### DIRECTION
Type every record exactly as it appears.

### RECORDS SHOWN

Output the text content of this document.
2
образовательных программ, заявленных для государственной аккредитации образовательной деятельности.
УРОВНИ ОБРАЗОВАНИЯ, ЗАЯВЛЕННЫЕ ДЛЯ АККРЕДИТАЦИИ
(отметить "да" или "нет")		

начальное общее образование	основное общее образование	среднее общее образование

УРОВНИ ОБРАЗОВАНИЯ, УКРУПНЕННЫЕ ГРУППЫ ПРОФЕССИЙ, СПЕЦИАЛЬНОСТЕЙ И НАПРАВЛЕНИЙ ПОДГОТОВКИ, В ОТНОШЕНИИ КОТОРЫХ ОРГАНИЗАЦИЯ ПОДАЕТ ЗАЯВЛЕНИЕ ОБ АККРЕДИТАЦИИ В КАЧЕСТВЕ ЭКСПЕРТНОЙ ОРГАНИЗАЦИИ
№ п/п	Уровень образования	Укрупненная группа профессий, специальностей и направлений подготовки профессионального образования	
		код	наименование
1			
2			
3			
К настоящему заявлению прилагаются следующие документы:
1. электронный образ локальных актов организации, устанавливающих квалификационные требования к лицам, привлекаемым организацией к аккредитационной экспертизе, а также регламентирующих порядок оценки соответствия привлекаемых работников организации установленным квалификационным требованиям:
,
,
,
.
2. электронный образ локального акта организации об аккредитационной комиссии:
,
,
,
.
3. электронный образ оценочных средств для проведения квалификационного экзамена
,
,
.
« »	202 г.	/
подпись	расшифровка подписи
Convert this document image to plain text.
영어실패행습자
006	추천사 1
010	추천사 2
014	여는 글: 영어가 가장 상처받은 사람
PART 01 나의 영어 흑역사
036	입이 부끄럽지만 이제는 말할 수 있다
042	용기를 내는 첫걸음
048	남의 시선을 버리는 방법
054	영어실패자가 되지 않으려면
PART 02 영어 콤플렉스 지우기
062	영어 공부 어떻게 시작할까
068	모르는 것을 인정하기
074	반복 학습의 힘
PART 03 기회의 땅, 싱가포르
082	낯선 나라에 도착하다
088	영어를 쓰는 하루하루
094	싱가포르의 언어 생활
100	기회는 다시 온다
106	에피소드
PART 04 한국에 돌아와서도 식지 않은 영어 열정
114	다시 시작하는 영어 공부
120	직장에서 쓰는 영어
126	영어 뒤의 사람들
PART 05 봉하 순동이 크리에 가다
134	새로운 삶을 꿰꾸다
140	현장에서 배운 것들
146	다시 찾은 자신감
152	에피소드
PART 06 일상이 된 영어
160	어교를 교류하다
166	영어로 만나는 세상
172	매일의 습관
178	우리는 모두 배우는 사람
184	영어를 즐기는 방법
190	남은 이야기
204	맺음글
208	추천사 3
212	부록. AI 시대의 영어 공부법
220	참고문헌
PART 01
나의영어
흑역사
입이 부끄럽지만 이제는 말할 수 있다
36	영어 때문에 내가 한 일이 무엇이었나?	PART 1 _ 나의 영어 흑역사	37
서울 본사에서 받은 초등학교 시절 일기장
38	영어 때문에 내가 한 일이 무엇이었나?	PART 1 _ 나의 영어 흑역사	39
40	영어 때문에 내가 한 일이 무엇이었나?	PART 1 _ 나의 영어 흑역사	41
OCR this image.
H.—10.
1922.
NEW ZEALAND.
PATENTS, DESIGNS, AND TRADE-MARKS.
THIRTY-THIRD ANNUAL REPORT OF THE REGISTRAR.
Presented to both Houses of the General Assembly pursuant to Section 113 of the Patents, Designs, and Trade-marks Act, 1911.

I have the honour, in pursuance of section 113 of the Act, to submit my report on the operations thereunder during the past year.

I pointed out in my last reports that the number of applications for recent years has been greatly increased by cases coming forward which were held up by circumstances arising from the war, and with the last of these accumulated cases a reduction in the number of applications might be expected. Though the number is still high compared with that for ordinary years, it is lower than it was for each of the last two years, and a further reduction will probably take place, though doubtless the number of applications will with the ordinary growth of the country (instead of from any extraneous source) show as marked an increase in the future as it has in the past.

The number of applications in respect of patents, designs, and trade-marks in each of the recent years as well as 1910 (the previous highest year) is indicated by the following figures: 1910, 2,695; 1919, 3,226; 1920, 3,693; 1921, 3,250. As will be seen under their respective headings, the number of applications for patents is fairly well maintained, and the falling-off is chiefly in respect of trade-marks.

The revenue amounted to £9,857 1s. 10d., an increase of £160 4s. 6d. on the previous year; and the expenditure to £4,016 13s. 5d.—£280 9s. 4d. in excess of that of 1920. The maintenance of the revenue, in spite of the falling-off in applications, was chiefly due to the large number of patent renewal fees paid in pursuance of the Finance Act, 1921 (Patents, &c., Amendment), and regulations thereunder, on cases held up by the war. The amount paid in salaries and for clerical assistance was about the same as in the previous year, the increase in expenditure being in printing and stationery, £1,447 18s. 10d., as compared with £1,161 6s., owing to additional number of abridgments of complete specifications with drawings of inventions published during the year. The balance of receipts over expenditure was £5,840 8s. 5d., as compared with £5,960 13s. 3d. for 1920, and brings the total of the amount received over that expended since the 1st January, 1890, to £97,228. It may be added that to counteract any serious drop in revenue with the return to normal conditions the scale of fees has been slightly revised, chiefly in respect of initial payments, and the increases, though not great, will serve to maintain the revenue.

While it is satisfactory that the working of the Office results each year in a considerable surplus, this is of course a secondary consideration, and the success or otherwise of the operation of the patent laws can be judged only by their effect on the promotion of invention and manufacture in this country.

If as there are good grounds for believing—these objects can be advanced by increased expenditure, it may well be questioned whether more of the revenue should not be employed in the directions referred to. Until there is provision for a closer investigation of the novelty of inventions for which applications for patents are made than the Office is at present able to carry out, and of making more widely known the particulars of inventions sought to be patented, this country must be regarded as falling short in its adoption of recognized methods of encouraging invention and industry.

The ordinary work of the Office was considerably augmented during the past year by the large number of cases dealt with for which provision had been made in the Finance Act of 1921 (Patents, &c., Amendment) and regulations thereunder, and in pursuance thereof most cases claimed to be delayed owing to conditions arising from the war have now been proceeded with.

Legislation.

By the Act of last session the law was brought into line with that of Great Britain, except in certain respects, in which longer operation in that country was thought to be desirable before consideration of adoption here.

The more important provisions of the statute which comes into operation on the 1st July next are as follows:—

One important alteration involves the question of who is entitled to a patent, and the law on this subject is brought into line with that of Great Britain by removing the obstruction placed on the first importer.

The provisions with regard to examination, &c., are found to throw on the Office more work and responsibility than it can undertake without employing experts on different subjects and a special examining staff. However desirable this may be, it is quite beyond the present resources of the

### RESULT OF THE EXERCISE
Output the text content of this document.
2
образовательных программ, заявленных для государственной аккредитации образовательной деятельности.
УРОВНИ ОБРАЗОВАНИЯ, ЗАЯВЛЕННЫЕ ДЛЯ АККРЕДИТАЦИИ
(отметить "да" или "нет")		

начальное общее образование	основное общее образование	среднее общее образование

УРОВНИ ОБРАЗОВАНИЯ, УКРУПНЕННЫЕ ГРУППЫ ПРОФЕССИЙ, СПЕЦИАЛЬНОСТЕЙ И НАПРАВЛЕНИЙ ПОДГОТОВКИ, В ОТНОШЕНИИ КОТОРЫХ ОРГАНИЗАЦИЯ ПОДАЕТ ЗАЯВЛЕНИЕ ОБ АККРЕДИТАЦИИ В КАЧЕСТВЕ ЭКСПЕРТНОЙ ОРГАНИЗАЦИИ
№ п/п	Уровень образования	Укрупненная группа профессий, специальностей и направлений подготовки профессионального образования	
		код	наименование
1			
2			
3			
К настоящему заявлению прилагаются следующие документы:
1. электронный образ локальных актов организации, устанавливающих квалификационные требования к лицам, привлекаемым организацией к аккредитационной экспертизе, а также регламентирующих порядок оценки соответствия привлекаемых работников организации установленным квалификационным требованиям:
,
,
,
.
2. электронный образ локального акта организации об аккредитационной комиссии:
,
,
,
.
3. электронный образ оценочных средств для проведения квалификационного экзамена
,
,
.
« »	202 г.	/
подпись	расшифровка подписи
Convert this document image to plain text.
영어실패행습자
006	추천사 1
010	추천사 2
014	여는 글: 영어가 가장 상처받은 사람
PART 01 나의 영어 흑역사
036	입이 부끄럽지만 이제는 말할 수 있다
042	용기를 내는 첫걸음
048	남의 시선을 버리는 방법
054	영어실패자가 되지 않으려면
PART 02 영어 콤플렉스 지우기
062	영어 공부 어떻게 시작할까
068	모르는 것을 인정하기
074	반복 학습의 힘
PART 03 기회의 땅, 싱가포르
082	낯선 나라에 도착하다
088	영어를 쓰는 하루하루
094	싱가포르의 언어 생활
100	기회는 다시 온다
106	에피소드
PART 04 한국에 돌아와서도 식지 않은 영어 열정
114	다시 시작하는 영어 공부
120	직장에서 쓰는 영어
126	영어 뒤의 사람들
PART 05 봉하 순동이 크리에 가다
134	새로운 삶을 꿰꾸다
140	현장에서 배운 것들
146	다시 찾은 자신감
152	에피소드
PART 06 일상이 된 영어
160	어교를 교류하다
166	영어로 만나는 세상
172	매일의 습관
178	우리는 모두 배우는 사람
184	영어를 즐기는 방법
190	남은 이야기
204	맺음글
208	추천사 3
212	부록. AI 시대의 영어 공부법
220	참고문헌
PART 01
나의영어
흑역사
입이 부끄럽지만 이제는 말할 수 있다
36	영어 때문에 내가 한 일이 무엇이었나?	PART 1 _ 나의 영어 흑역사	37
서울 본사에서 받은 초등학교 시절 일기장
38	영어 때문에 내가 한 일이 무엇이었나?	PART 1 _ 나의 영어 흑역사	39
40	영어 때문에 내가 한 일이 무엇이었나?	PART 1 _ 나의 영어 흑역사	41
OCR this image.
H.—10.
1922.
NEW ZEALAND.
PATENTS, DESIGNS, AND TRADE-MARKS.
THIRTY-THIRD ANNUAL REPORT OF THE REGISTRAR.
Presented to both Houses of the General Assembly pursuant to Section 113 of the Patents, Designs, and Trade-marks Act, 1911.

I have the honour, in pursuance of section 113 of the Act, to submit my report on the operations thereunder during the past year.

I pointed out in my last reports that the number of applications for recent years has been greatly increased by cases coming forward which were held up by circumstances arising from the war, and with the last of these accumulated cases a reduction in the number of applications might be expected. Though the number is still high compared with that for ordinary years, it is lower than it was for each of the last two years, and a further reduction will probably take place, though doubtless the number of applications will with the ordinary growth of the country (instead of from any extraneous source) show as marked an increase in the future as it has in the past.

The number of applications in respect of patents, designs, and trade-marks in each of the recent years as well as 1910 (the previous highest year) is indicated by the following figures: 1910, 2,695; 1919, 3,226; 1920, 3,693; 1921, 3,250. As will be seen under their respective headings, the number of applications for patents is fairly well maintained, and the falling-off is chiefly in respect of trade-marks.

The revenue amounted to £9,857 1s. 10d., an increase of £160 4s. 6d. on the previous year; and the expenditure to £4,016 13s. 5d.—£280 9s. 4d. in excess of that of 1920. The maintenance of the revenue, in spite of the falling-off in applications, was chiefly due to the large number of patent renewal fees paid in pursuance of the Finance Act, 1921 (Patents, &c., Amendment), and regulations thereunder, on cases held up by the war. The amount paid in salaries and for clerical assistance was about the same as in the previous year, the increase in expenditure being in printing and stationery, £1,447 18s. 10d., as compared with £1,161 6s., owing to additional number of abridgments of complete specifications with drawings of inventions published during the year. The balance of receipts over expenditure was £5,840 8s. 5d., as compared with £5,960 13s. 3d. for 1920, and brings the total of the amount received over that expended since the 1st January, 1890, to £97,228. It may be added that to counteract any serious drop in revenue with the return to normal conditions the scale of fees has been slightly revised, chiefly in respect of initial payments, and the increases, though not great, will serve to maintain the revenue.

While it is satisfactory that the working of the Office results each year in a considerable surplus, this is of course a secondary consideration, and the success or otherwise of the operation of the patent laws can be judged only by their effect on the promotion of invention and manufacture in this country.

If as there are good grounds for believing—these objects can be advanced by increased expenditure, it may well be questioned whether more of the revenue should not be employed in the directions referred to. Until there is provision for a closer investigation of the novelty of inventions for which applications for patents are made than the Office is at present able to carry out, and of making more widely known the particulars of inventions sought to be patented, this country must be regarded as falling short in its adoption of recognized methods of encouraging invention and industry.

The ordinary work of the Office was considerably augmented during the past year by the large number of cases dealt with for which provision had been made in the Finance Act of 1921 (Patents, &c., Amendment) and regulations thereunder, and in pursuance thereof most cases claimed to be delayed owing to conditions arising from the war have now been proceeded with.

Legislation.

By the Act of last session the law was brought into line with that of Great Britain, except in certain respects, in which longer operation in that country was thought to be desirable before consideration of adoption here.

The more important provisions of the statute which comes into operation on the 1st July next are as follows:—

One important alteration involves the question of who is entitled to a patent, and the law on this subject is brought into line with that of Great Britain by removing the obstruction placed on the first importer.

The provisions with regard to examination, &c., are found to throw on the Office more work and responsibility than it can undertake without employing experts on different subjects and a special examining staff. However desirable this may be, it is quite beyond the present resources of the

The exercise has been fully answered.